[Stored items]
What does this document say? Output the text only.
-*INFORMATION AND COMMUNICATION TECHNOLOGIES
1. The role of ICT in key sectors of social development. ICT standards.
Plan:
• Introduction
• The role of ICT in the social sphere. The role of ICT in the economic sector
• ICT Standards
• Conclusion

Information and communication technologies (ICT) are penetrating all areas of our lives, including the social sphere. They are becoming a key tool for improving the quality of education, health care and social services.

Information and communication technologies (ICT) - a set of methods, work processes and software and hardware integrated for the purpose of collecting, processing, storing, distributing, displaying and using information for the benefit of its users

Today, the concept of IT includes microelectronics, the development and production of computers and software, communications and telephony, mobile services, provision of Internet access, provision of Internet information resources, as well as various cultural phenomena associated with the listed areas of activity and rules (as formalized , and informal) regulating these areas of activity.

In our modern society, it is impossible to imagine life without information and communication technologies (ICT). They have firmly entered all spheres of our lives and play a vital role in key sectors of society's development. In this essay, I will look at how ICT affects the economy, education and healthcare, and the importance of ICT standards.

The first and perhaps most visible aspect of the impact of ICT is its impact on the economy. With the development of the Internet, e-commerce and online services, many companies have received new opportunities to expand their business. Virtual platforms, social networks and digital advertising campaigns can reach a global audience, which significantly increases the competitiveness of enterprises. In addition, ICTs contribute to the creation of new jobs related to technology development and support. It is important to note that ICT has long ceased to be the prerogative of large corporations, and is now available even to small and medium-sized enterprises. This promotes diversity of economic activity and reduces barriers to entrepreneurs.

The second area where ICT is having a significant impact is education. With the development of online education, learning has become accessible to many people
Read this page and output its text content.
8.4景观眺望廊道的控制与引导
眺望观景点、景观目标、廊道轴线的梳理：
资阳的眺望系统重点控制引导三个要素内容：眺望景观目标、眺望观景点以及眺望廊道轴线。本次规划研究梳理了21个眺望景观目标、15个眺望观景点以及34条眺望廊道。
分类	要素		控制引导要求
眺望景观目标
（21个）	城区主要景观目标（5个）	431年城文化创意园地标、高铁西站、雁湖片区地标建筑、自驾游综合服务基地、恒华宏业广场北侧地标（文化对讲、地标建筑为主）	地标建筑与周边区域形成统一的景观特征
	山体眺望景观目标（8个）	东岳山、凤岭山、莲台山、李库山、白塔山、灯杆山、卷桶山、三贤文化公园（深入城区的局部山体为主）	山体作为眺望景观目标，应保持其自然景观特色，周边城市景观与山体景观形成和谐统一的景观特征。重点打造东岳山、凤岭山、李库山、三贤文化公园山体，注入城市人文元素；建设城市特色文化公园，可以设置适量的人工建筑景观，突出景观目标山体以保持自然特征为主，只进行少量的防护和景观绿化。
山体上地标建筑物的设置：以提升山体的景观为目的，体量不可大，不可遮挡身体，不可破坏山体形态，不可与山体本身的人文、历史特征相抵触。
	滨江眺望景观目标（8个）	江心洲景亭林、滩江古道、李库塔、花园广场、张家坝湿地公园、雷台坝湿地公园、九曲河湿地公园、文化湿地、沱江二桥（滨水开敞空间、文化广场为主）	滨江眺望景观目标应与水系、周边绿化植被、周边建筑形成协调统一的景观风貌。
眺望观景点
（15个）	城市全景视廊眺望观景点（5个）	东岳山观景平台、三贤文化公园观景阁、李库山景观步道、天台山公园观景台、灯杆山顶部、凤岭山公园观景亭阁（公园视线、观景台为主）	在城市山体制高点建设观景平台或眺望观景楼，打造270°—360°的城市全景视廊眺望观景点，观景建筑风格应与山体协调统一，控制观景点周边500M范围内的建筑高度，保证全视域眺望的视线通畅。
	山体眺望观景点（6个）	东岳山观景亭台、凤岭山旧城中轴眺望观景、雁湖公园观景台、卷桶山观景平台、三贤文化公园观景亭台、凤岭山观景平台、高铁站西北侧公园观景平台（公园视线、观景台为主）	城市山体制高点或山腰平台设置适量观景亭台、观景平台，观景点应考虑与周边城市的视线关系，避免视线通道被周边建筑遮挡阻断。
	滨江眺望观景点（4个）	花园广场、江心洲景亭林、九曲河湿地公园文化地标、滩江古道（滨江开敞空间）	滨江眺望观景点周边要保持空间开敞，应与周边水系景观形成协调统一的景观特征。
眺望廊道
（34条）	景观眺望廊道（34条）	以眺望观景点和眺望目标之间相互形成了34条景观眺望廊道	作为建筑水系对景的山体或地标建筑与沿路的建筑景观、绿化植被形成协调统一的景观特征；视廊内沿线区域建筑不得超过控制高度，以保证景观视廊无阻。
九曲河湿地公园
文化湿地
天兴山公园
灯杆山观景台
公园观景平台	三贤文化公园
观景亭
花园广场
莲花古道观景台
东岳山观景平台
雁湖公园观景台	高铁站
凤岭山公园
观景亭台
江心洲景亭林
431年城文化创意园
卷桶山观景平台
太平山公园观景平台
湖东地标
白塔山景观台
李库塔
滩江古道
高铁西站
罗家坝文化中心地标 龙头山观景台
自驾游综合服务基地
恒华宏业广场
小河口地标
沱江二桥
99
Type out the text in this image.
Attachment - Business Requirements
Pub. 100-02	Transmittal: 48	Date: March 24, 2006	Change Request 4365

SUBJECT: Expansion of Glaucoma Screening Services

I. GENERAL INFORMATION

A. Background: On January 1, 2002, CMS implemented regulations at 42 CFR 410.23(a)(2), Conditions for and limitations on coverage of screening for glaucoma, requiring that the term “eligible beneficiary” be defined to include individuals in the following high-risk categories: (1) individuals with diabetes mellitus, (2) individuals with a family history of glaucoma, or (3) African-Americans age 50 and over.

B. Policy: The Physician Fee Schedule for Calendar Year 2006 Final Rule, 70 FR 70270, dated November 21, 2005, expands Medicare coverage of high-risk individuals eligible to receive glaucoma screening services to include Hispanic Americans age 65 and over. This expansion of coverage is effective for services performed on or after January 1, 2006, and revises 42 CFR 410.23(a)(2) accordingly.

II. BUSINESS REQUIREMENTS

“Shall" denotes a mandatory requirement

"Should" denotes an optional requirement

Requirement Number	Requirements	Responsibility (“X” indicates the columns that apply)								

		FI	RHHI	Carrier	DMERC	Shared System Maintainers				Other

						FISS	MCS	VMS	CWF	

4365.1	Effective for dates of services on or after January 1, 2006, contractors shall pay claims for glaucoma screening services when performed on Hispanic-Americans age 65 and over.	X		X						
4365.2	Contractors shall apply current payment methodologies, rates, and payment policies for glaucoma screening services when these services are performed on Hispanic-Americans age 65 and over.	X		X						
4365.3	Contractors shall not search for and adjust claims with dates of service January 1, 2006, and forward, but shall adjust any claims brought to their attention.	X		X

#### Exercise aim
Where does the word "东岳山观景平台" appear in the listing? List each line that holds it.

#### Exercise output
（15个）	城市全景视廊眺望观景点（5个）	东岳山观景平台、三贤文化公园观景阁、李库山景观步道、天台山公园观景台、灯杆山顶部、凤岭山公园观景亭阁（公园视线、观景台为主）	在城市山体制高点建设观景平台或眺望观景楼，打造270°—360°的城市全景视廊眺望观景点，观景建筑风格应与山体协调统一，控制观景点周边500M范围内的建筑高度，保证全视域眺望的视线通畅。
东岳山观景平台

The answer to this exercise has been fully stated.